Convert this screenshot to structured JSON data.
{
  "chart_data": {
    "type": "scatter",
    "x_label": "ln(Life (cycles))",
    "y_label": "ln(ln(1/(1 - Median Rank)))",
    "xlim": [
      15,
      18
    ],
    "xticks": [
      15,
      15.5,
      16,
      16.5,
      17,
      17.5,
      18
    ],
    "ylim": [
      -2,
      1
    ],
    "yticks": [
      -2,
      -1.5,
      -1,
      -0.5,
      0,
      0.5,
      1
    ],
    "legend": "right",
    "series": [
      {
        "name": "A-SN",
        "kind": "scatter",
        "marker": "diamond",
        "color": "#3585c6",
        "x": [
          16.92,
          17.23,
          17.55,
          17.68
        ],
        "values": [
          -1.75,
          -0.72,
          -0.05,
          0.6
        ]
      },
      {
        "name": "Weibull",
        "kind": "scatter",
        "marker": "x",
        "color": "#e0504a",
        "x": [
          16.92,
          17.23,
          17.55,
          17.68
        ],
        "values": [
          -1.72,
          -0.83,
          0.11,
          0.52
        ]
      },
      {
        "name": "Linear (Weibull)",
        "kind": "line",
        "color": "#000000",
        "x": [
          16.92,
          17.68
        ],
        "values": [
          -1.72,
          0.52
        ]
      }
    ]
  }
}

*-*-*

* _Task prompt_: Copy every record exactly as presented.

* _Task response_:
Convert this screenshot to structured JSON data.
{
  "chart_data": {
    "type": "scatter",
    "x_label": "ln(Life (cycles))",
    "y_label": "ln(ln(1/(1 - Median Rank)))",
    "xlim": [
      15,
      18
    ],
    "xticks": [
      15,
      15.5,
      16,
      16.5,
      17,
      17.5,
      18
    ],
    "ylim": [
      -2,
      1
    ],
    "yticks": [
      -2,
      -1.5,
      -1,
      -0.5,
      0,
      0.5,
      1
    ],
    "legend": "right",
    "series": [
      {
        "name": "A-SN",
        "kind": "scatter",
        "marker": "diamond",
        "color": "#3585c6",
        "x": [
          16.92,
          17.23,
          17.55,
          17.68
        ],
        "values": [
          -1.75,
          -0.72,
          -0.05,
          0.6
        ]
      },
      {
        "name": "Weibull",
        "kind": "scatter",
        "marker": "x",
        "color": "#e0504a",
        "x": [
          16.92,
          17.23,
          17.55,
          17.68
        ],
        "values": [
          -1.72,
          -0.83,
          0.11,
          0.52
        ]
      },
      {
        "name": "Linear (Weibull)",
        "kind": "line",
        "color": "#000000",
        "x": [
          16.92,
          17.68
        ],
        "values": [
          -1.72,
          0.52
        ]
      }
    ]
  }
}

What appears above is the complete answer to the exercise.